Check every line of the entries for "raíces", and copy the lines that hold it.

##########

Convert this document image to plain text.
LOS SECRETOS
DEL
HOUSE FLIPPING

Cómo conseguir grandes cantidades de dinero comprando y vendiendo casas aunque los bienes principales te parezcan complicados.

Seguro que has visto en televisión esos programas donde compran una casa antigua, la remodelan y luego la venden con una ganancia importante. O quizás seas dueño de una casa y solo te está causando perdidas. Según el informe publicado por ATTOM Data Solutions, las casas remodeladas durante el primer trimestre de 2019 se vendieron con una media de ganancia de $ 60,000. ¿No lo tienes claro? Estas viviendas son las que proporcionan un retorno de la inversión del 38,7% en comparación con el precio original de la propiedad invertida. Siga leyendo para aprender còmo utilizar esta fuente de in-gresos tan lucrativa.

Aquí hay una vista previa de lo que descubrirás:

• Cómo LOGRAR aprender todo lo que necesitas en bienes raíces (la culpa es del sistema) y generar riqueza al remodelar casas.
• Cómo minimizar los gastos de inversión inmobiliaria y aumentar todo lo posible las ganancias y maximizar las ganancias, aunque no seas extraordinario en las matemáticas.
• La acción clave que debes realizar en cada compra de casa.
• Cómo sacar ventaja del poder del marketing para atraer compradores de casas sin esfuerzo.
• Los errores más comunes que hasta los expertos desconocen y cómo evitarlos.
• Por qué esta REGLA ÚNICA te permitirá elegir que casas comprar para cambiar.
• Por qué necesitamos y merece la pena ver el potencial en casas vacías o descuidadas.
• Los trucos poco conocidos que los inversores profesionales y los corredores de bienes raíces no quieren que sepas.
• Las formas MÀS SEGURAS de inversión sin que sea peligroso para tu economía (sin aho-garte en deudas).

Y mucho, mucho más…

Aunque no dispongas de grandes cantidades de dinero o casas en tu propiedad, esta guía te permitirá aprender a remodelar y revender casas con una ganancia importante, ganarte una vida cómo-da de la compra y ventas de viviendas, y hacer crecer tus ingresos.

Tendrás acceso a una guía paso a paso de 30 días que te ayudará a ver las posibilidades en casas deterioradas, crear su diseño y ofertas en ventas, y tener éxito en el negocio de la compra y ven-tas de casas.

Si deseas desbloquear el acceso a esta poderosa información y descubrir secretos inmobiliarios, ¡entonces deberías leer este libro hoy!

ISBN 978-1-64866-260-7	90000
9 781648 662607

##########

__Correct answer__.
• Cómo LOGRAR aprender todo lo que necesitas en bienes raíces (la culpa es del sistema) y generar riqueza al remodelar casas.
• Los trucos poco conocidos que los inversores profesionales y los corredores de bienes raíces no quieren que sepas.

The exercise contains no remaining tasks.